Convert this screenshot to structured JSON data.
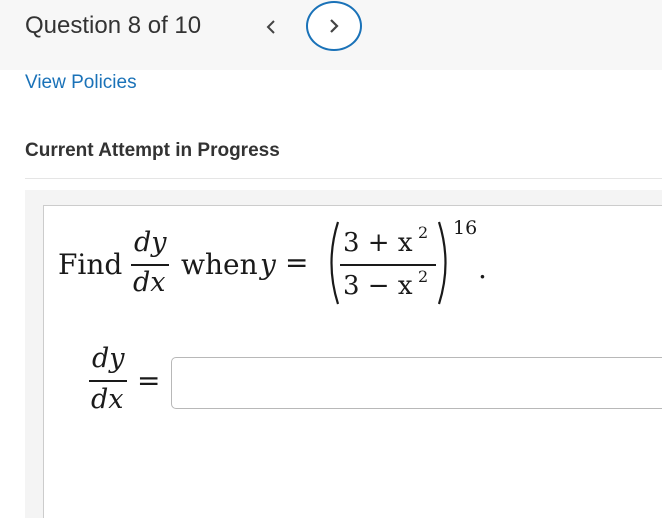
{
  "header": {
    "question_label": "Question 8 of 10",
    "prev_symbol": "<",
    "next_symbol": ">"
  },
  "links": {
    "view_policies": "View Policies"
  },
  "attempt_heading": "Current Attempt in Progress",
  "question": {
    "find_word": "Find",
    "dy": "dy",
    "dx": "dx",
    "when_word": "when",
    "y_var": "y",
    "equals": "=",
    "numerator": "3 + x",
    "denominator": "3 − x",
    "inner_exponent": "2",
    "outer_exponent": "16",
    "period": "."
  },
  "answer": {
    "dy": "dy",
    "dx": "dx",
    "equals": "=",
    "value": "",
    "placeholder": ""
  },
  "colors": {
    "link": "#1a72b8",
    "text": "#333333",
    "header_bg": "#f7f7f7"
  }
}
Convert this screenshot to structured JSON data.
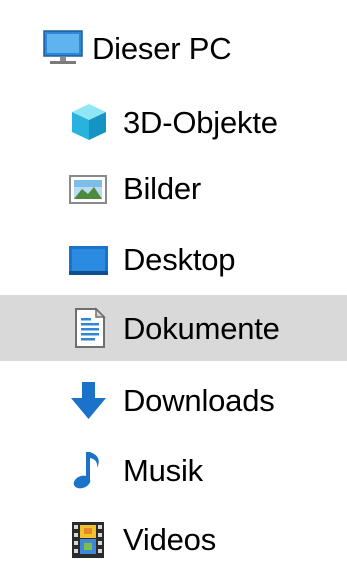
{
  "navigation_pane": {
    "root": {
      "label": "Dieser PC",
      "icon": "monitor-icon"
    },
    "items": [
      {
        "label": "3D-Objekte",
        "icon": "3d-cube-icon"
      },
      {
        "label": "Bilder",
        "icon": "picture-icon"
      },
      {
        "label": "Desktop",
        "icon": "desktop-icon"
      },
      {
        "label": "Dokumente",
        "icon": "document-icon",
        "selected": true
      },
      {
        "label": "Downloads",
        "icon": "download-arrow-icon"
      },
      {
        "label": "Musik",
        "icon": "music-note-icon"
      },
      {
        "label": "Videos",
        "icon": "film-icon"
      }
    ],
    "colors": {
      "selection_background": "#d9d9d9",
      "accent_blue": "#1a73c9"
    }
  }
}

........

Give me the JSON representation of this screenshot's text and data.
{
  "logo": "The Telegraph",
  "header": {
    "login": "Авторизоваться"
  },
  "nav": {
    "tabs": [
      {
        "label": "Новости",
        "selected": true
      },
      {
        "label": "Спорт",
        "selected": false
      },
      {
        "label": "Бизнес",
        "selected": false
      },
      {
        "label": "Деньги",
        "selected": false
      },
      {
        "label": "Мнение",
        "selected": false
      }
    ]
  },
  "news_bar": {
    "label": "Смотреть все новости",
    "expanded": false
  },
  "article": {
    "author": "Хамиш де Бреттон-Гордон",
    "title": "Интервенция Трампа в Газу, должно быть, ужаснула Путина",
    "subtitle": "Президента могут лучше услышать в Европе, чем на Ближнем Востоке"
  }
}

........

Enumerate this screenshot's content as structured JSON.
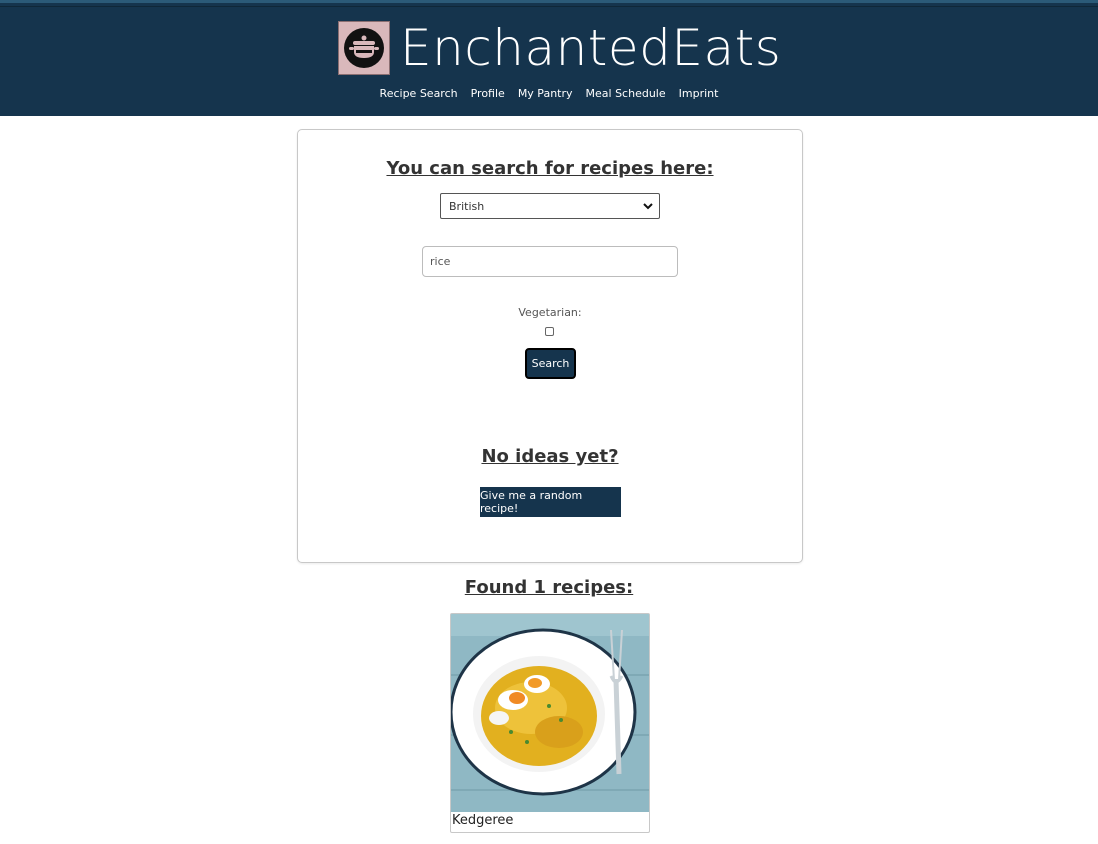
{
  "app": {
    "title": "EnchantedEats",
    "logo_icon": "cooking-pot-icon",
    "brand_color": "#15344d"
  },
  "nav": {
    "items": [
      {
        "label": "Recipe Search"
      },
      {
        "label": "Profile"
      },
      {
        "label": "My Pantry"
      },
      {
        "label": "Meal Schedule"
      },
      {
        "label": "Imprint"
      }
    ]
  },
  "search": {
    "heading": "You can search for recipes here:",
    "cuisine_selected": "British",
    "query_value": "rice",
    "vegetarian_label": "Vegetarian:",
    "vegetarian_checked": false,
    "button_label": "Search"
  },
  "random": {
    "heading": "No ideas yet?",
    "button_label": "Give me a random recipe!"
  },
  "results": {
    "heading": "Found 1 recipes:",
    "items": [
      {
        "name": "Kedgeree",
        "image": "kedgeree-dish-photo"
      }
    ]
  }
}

........

> INSTRUCTION
Tell how many lines of the data above hold the string "icon". Give only the number.

> RESULT
9